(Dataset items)
☆ ☆ ☆ ☆ ☆

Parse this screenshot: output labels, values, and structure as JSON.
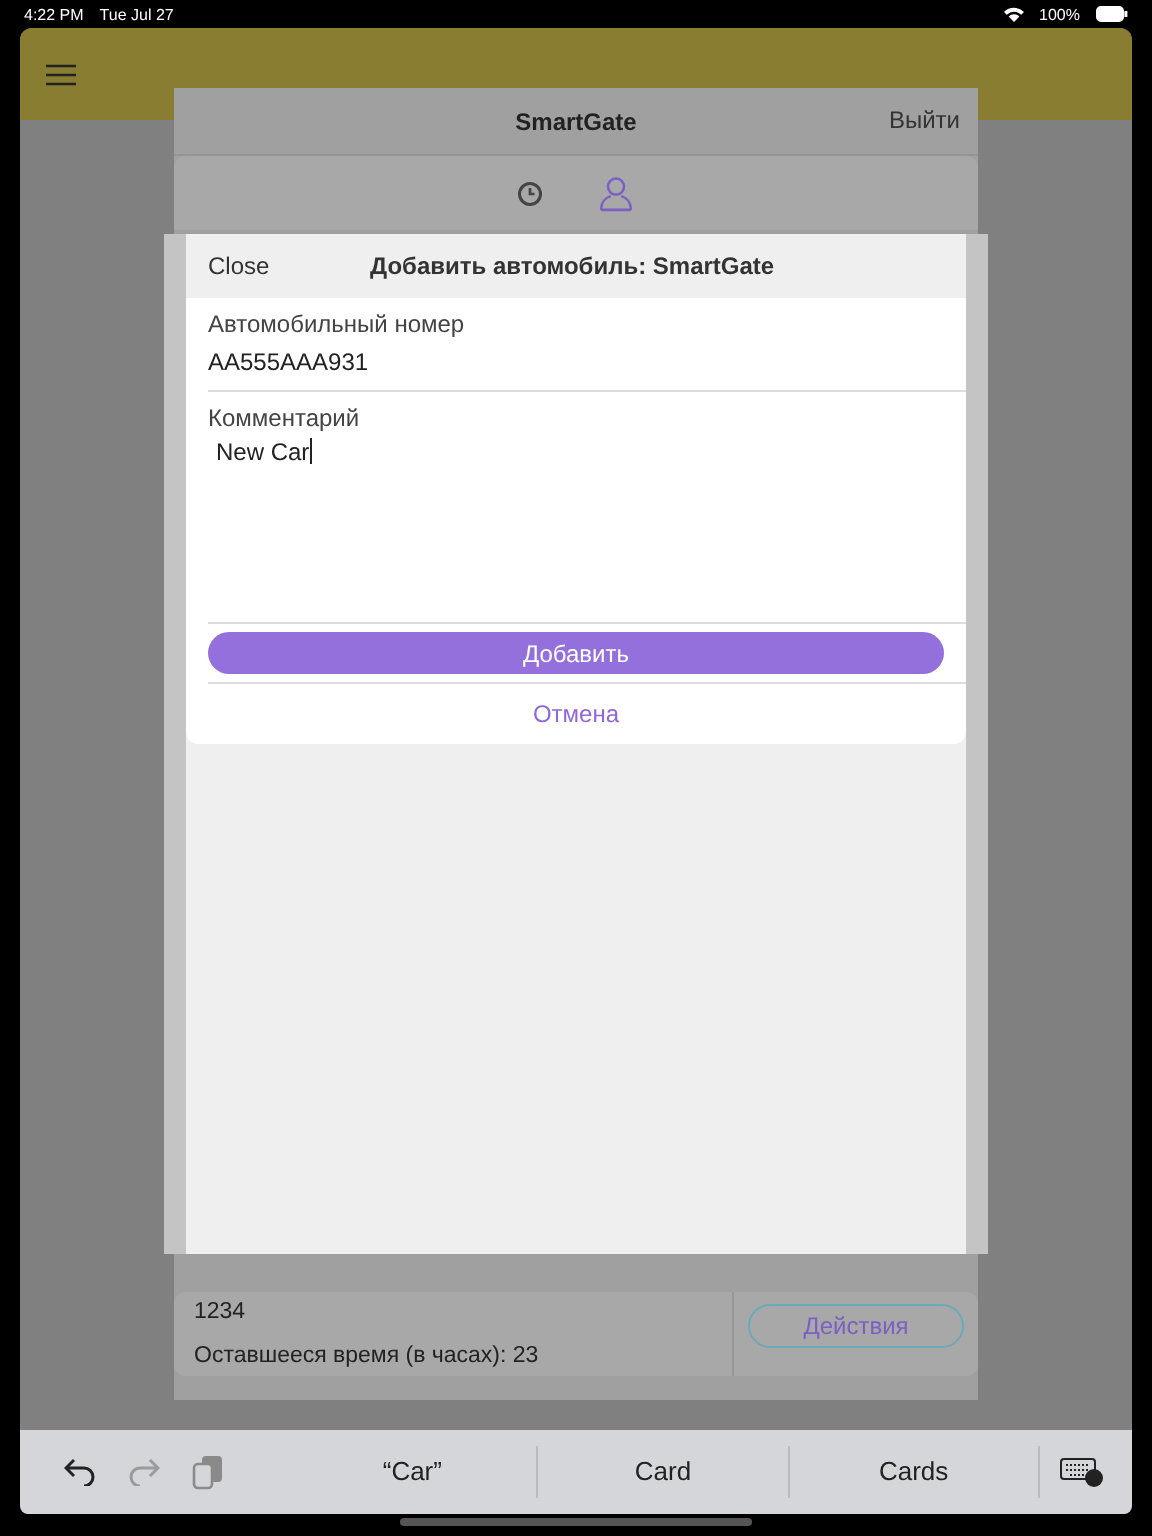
{
  "status_bar": {
    "time": "4:22 PM",
    "date": "Tue Jul 27",
    "battery": "100%"
  },
  "sheet": {
    "title": "SmartGate",
    "logout": "Выйти",
    "tabs": [
      {
        "kind": "clock",
        "selected": false
      },
      {
        "kind": "person",
        "selected": true
      }
    ],
    "row": {
      "id": "1234",
      "remaining": "Оставшееся время (в часах): 23",
      "action": "Действия"
    }
  },
  "dialog": {
    "close": "Close",
    "title": "Добавить автомобиль: SmartGate",
    "fields": [
      {
        "label": "Автомобильный номер",
        "value": "AA555AAA931",
        "focused": false
      },
      {
        "label": "Комментарий",
        "value": "New Car",
        "focused": true
      }
    ],
    "submit": "Добавить",
    "cancel": "Отмена"
  },
  "keyboard_bar": {
    "tools": [
      {
        "kind": "undo",
        "disabled": false
      },
      {
        "kind": "redo",
        "disabled": true
      },
      {
        "kind": "paste",
        "disabled": false
      }
    ],
    "suggestions": [
      "“Car”",
      "Card",
      "Cards"
    ]
  }
}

☆ ☆ ☆ ☆ ☆

Search the listing for the word "false" and return each line that holds it.

▶ In response
        "selected": false
        "focused": false
        "disabled": false
        "disabled": false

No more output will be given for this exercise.